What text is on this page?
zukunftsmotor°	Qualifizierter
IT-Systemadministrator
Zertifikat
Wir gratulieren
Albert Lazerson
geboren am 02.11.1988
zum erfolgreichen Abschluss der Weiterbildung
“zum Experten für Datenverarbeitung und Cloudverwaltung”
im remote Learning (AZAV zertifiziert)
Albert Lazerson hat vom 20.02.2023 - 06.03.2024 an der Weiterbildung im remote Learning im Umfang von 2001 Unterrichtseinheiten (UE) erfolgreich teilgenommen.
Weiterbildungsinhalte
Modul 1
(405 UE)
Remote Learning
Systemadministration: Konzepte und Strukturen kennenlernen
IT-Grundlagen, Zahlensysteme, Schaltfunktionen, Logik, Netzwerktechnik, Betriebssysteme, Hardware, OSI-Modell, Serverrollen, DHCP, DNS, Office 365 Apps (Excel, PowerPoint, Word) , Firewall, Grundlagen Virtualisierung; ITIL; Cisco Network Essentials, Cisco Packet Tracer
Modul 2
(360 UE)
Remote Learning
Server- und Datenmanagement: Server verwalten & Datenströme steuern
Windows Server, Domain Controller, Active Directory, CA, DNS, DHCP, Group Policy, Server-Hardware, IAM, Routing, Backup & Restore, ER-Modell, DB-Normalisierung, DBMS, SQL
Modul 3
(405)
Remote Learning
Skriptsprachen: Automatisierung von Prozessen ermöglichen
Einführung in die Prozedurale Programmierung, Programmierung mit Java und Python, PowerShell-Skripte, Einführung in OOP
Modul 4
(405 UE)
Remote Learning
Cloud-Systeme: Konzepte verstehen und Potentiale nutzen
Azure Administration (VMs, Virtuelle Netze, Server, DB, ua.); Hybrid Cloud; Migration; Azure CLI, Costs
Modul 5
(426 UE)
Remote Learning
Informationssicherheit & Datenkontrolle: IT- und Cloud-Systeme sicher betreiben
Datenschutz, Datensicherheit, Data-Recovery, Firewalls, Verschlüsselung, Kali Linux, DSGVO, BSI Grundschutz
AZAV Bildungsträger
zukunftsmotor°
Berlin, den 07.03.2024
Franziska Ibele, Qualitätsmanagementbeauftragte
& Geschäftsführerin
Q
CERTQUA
☆ ☆ ☆
* [Problem requirements]: Copy each line of the material exactly as written.

* [Result for this task]:
What text is on this page?
zukunftsmotor°	Qualifizierter
IT-Systemadministrator
Zertifikat
Wir gratulieren
Albert Lazerson
geboren am 02.11.1988
zum erfolgreichen Abschluss der Weiterbildung
“zum Experten für Datenverarbeitung und Cloudverwaltung”
im remote Learning (AZAV zertifiziert)
Albert Lazerson hat vom 20.02.2023 - 06.03.2024 an der Weiterbildung im remote Learning im Umfang von 2001 Unterrichtseinheiten (UE) erfolgreich teilgenommen.
Weiterbildungsinhalte
Modul 1
(405 UE)
Remote Learning
Systemadministration: Konzepte und Strukturen kennenlernen
IT-Grundlagen, Zahlensysteme, Schaltfunktionen, Logik, Netzwerktechnik, Betriebssysteme, Hardware, OSI-Modell, Serverrollen, DHCP, DNS, Office 365 Apps (Excel, PowerPoint, Word) , Firewall, Grundlagen Virtualisierung; ITIL; Cisco Network Essentials, Cisco Packet Tracer
Modul 2
(360 UE)
Remote Learning
Server- und Datenmanagement: Server verwalten & Datenströme steuern
Windows Server, Domain Controller, Active Directory, CA, DNS, DHCP, Group Policy, Server-Hardware, IAM, Routing, Backup & Restore, ER-Modell, DB-Normalisierung, DBMS, SQL
Modul 3
(405)
Remote Learning
Skriptsprachen: Automatisierung von Prozessen ermöglichen
Einführung in die Prozedurale Programmierung, Programmierung mit Java und Python, PowerShell-Skripte, Einführung in OOP
Modul 4
(405 UE)
Remote Learning
Cloud-Systeme: Konzepte verstehen und Potentiale nutzen
Azure Administration (VMs, Virtuelle Netze, Server, DB, ua.); Hybrid Cloud; Migration; Azure CLI, Costs
Modul 5
(426 UE)
Remote Learning
Informationssicherheit & Datenkontrolle: IT- und Cloud-Systeme sicher betreiben
Datenschutz, Datensicherheit, Data-Recovery, Firewalls, Verschlüsselung, Kali Linux, DSGVO, BSI Grundschutz
AZAV Bildungsträger
zukunftsmotor°
Berlin, den 07.03.2024
Franziska Ibele, Qualitätsmanagementbeauftragte
& Geschäftsführerin
Q
CERTQUA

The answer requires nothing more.